• _To be done_: Substitute "contour-label-background" for "contour-label-bg" in the part of the listing that opens with the line containing "815, 472, 821]" and closes with the line containing "292, 1161, 298]". Give only those lines again, with nothing else changed.

• _Provided data_:

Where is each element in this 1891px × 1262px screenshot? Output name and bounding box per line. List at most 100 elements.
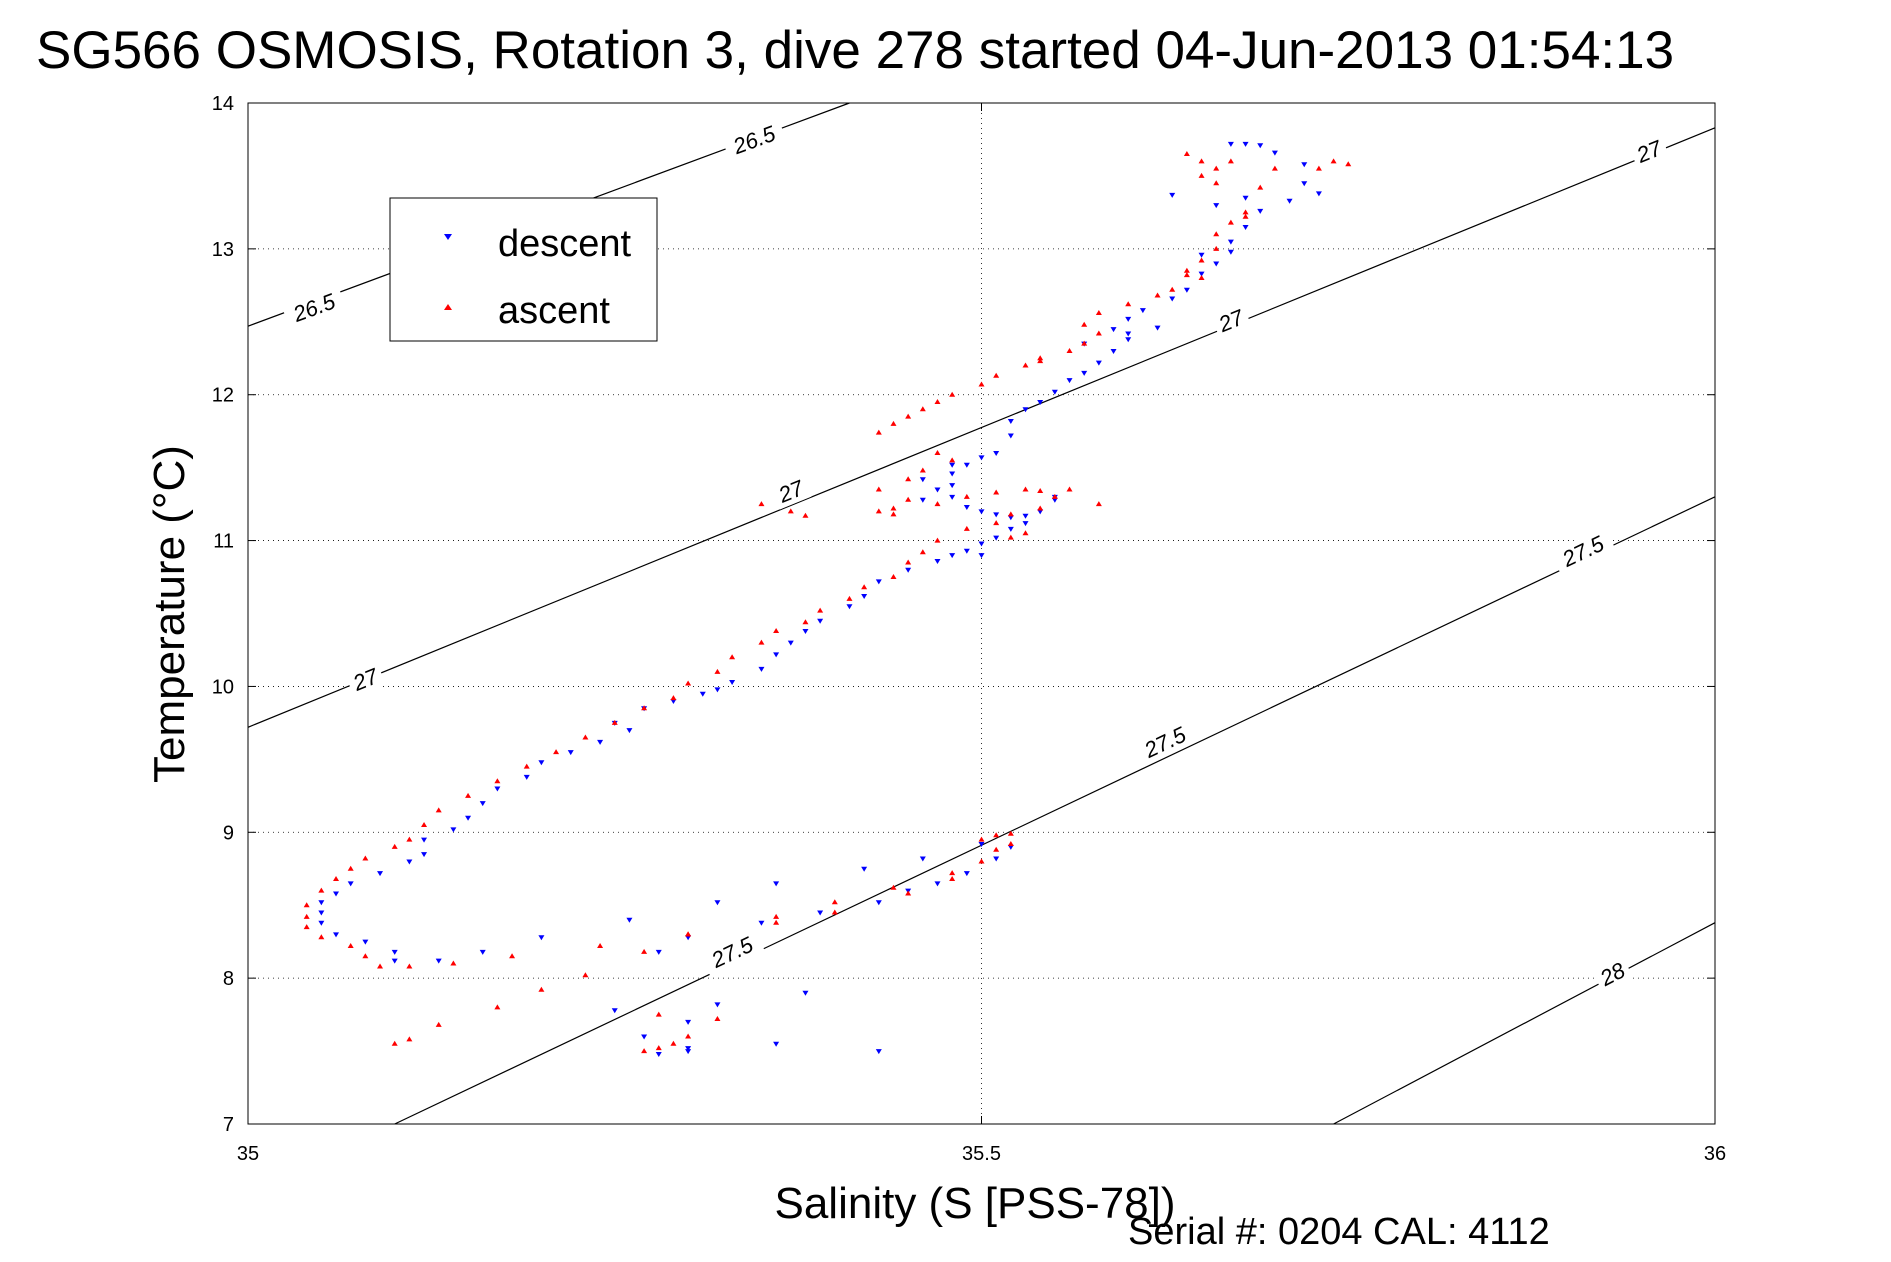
descent-point	[465, 815, 472, 821]
ascent-point	[714, 668, 721, 674]
descent-point	[993, 856, 1000, 862]
ascent-point	[597, 943, 604, 949]
descent-point	[949, 494, 956, 500]
ascent-point	[318, 934, 325, 940]
descent-point	[978, 509, 985, 515]
ascent-point	[641, 1048, 648, 1054]
ascent-point	[1037, 487, 1044, 493]
descent-point	[802, 990, 809, 996]
ascent-point	[831, 899, 838, 905]
ascent-point	[494, 778, 501, 784]
descent-point	[817, 910, 824, 916]
descent-point	[1007, 844, 1014, 850]
descent-point	[479, 949, 486, 955]
descent-point	[978, 455, 985, 461]
ascent-point	[846, 595, 853, 601]
descent-point	[1125, 331, 1132, 337]
ascent-point	[1022, 530, 1029, 536]
ascent-point	[1213, 245, 1220, 251]
descent-point	[435, 958, 442, 964]
ascent-point	[406, 1036, 413, 1042]
descent-point	[391, 949, 398, 955]
ascent-point	[993, 489, 1000, 495]
ascent-point	[1051, 493, 1058, 499]
descent-point	[494, 786, 501, 792]
ascent-point	[465, 792, 472, 798]
ascent-point	[1022, 362, 1029, 368]
ascent-point	[1066, 347, 1073, 353]
descent-point	[714, 900, 721, 906]
descent-point	[685, 1049, 692, 1055]
ascent-point	[421, 821, 428, 827]
legend-ascent-label: ascent	[498, 290, 610, 332]
ascent-point	[729, 654, 736, 660]
ascent-point	[875, 429, 882, 435]
contour-label-bg	[1628, 132, 1670, 170]
descent-point	[1183, 287, 1190, 293]
contour-label-bg	[281, 284, 347, 330]
descent-point	[1227, 249, 1234, 255]
ascent-point	[1007, 840, 1014, 846]
ascent-point	[1213, 180, 1220, 186]
ascent-point	[1330, 158, 1337, 164]
ascent-point	[538, 986, 545, 992]
ascent-point	[670, 1040, 677, 1046]
ascent-point	[949, 391, 956, 397]
ascent-point	[817, 607, 824, 613]
descent-point	[1022, 521, 1029, 527]
chart-title: SG566 OSMOSIS, Rotation 3, dive 278 star…	[36, 21, 1674, 80]
descent-point	[978, 841, 985, 847]
descent-point	[1242, 195, 1249, 201]
descent-point	[773, 1041, 780, 1047]
descent-point	[1110, 348, 1117, 354]
ascent-point	[362, 953, 369, 959]
ascent-point	[655, 1011, 662, 1017]
legend-ascent-marker	[444, 304, 452, 310]
ascent-point	[963, 525, 970, 531]
y-tick-label: 14	[212, 93, 234, 115]
ascent-point	[1154, 292, 1161, 298]
descent-point	[1007, 526, 1014, 532]
descent-point	[846, 604, 853, 610]
descent-point	[318, 920, 325, 926]
y-tick-label: 11	[213, 531, 234, 553]
ascent-point	[362, 855, 369, 861]
descent-point	[641, 1034, 648, 1040]
descent-point	[1095, 360, 1102, 366]
contour-label-bg	[770, 472, 812, 510]
ascent-point	[377, 963, 384, 969]
descent-point	[1007, 418, 1014, 424]
descent-point	[1257, 143, 1264, 149]
ascent-point	[582, 972, 589, 978]
descent-point	[978, 541, 985, 547]
ascent-point	[934, 501, 941, 507]
descent-point	[1125, 337, 1132, 343]
descent-point	[1125, 316, 1132, 322]
ascent-point	[1198, 257, 1205, 263]
ascent-point	[391, 843, 398, 849]
ascent-point	[509, 953, 516, 959]
ascent-point	[1345, 161, 1352, 167]
ascent-point	[1007, 534, 1014, 540]
ascent-point	[1315, 165, 1322, 171]
y-tick-label: 8	[223, 968, 234, 990]
ascent-point	[773, 628, 780, 634]
descent-point	[685, 1019, 692, 1025]
ascent-point	[949, 457, 956, 463]
descent-point	[377, 871, 384, 877]
descent-point	[421, 852, 428, 858]
ascent-point	[1037, 355, 1044, 361]
ascent-point	[802, 619, 809, 625]
ascent-point	[773, 913, 780, 919]
ascent-point	[1271, 165, 1278, 171]
legend: descent ascent	[389, 197, 658, 342]
contour-label-bg	[1550, 526, 1616, 576]
contour-label-bg	[721, 116, 787, 163]
ascent-point	[1095, 330, 1102, 336]
descent-point	[699, 691, 706, 697]
descent-point	[1022, 407, 1029, 413]
ascent-point	[1242, 213, 1249, 219]
ascent-point	[787, 508, 794, 514]
y-axis-label: Temperature (°C)	[145, 445, 194, 783]
ascent-point	[406, 963, 413, 969]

• _Exercise output_:
descent-point	[465, 815, 472, 821]
ascent-point	[714, 668, 721, 674]
descent-point	[993, 856, 1000, 862]
ascent-point	[597, 943, 604, 949]
descent-point	[949, 494, 956, 500]
ascent-point	[318, 934, 325, 940]
descent-point	[978, 509, 985, 515]
ascent-point	[641, 1048, 648, 1054]
ascent-point	[1037, 487, 1044, 493]
descent-point	[802, 990, 809, 996]
ascent-point	[831, 899, 838, 905]
ascent-point	[494, 778, 501, 784]
descent-point	[817, 910, 824, 916]
descent-point	[1007, 844, 1014, 850]
descent-point	[479, 949, 486, 955]
descent-point	[978, 455, 985, 461]
ascent-point	[846, 595, 853, 601]
descent-point	[1125, 331, 1132, 337]
ascent-point	[1022, 530, 1029, 536]
ascent-point	[1213, 245, 1220, 251]
descent-point	[435, 958, 442, 964]
ascent-point	[406, 1036, 413, 1042]
descent-point	[391, 949, 398, 955]
ascent-point	[993, 489, 1000, 495]
ascent-point	[1051, 493, 1058, 499]
descent-point	[494, 786, 501, 792]
ascent-point	[465, 792, 472, 798]
ascent-point	[1022, 362, 1029, 368]
ascent-point	[1066, 347, 1073, 353]
descent-point	[714, 900, 721, 906]
descent-point	[685, 1049, 692, 1055]
ascent-point	[421, 821, 428, 827]
legend-ascent-label: ascent	[498, 290, 610, 332]
ascent-point	[729, 654, 736, 660]
ascent-point	[875, 429, 882, 435]
contour-label-background	[1628, 132, 1670, 170]
descent-point	[1183, 287, 1190, 293]
contour-label-background	[281, 284, 347, 330]
descent-point	[1227, 249, 1234, 255]
ascent-point	[1007, 840, 1014, 846]
ascent-point	[1213, 180, 1220, 186]
ascent-point	[1330, 158, 1337, 164]
ascent-point	[538, 986, 545, 992]
ascent-point	[670, 1040, 677, 1046]
ascent-point	[949, 391, 956, 397]
ascent-point	[817, 607, 824, 613]
descent-point	[1022, 521, 1029, 527]
chart-title: SG566 OSMOSIS, Rotation 3, dive 278 star…	[36, 21, 1674, 80]
descent-point	[978, 841, 985, 847]
descent-point	[1242, 195, 1249, 201]
descent-point	[773, 1041, 780, 1047]
descent-point	[1110, 348, 1117, 354]
ascent-point	[362, 953, 369, 959]
ascent-point	[655, 1011, 662, 1017]
legend-ascent-marker	[444, 304, 452, 310]
ascent-point	[963, 525, 970, 531]
y-tick-label: 14	[212, 93, 234, 115]
ascent-point	[1154, 292, 1161, 298]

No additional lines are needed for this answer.